_Task details_. Search the records for the string "cells" and copy every line where it turns up.

[Text content records for pages]

Content starts

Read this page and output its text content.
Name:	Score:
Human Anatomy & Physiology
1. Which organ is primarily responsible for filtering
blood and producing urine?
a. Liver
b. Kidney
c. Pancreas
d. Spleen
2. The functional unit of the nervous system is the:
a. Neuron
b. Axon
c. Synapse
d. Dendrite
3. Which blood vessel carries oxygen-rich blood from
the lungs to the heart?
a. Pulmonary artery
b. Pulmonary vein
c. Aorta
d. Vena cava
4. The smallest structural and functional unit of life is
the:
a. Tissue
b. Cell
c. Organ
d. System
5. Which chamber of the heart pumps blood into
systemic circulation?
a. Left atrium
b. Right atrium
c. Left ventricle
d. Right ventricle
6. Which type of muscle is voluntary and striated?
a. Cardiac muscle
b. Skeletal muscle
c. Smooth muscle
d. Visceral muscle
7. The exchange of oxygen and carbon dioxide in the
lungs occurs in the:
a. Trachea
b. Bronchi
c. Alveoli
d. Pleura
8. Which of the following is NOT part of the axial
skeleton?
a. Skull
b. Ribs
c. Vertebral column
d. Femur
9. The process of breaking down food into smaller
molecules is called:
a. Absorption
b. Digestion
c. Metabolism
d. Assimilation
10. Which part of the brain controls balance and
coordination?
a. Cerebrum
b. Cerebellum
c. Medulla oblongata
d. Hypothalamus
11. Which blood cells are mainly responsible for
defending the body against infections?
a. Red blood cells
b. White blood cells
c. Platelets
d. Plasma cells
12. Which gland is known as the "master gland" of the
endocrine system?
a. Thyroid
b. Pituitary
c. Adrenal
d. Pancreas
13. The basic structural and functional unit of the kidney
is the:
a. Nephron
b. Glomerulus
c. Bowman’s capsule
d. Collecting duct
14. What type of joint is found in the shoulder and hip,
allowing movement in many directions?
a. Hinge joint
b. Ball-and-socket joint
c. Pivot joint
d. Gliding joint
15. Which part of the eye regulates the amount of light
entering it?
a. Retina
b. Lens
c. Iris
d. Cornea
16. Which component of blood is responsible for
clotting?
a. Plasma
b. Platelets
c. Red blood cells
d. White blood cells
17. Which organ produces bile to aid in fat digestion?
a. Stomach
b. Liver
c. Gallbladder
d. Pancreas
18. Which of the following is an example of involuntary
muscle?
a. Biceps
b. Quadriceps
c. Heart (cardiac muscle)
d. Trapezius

Content ends

_Written solution_.
11. Which blood cells are mainly responsible for
a. Red blood cells
b. White blood cells
d. Plasma cells
c. Red blood cells
d. White blood cells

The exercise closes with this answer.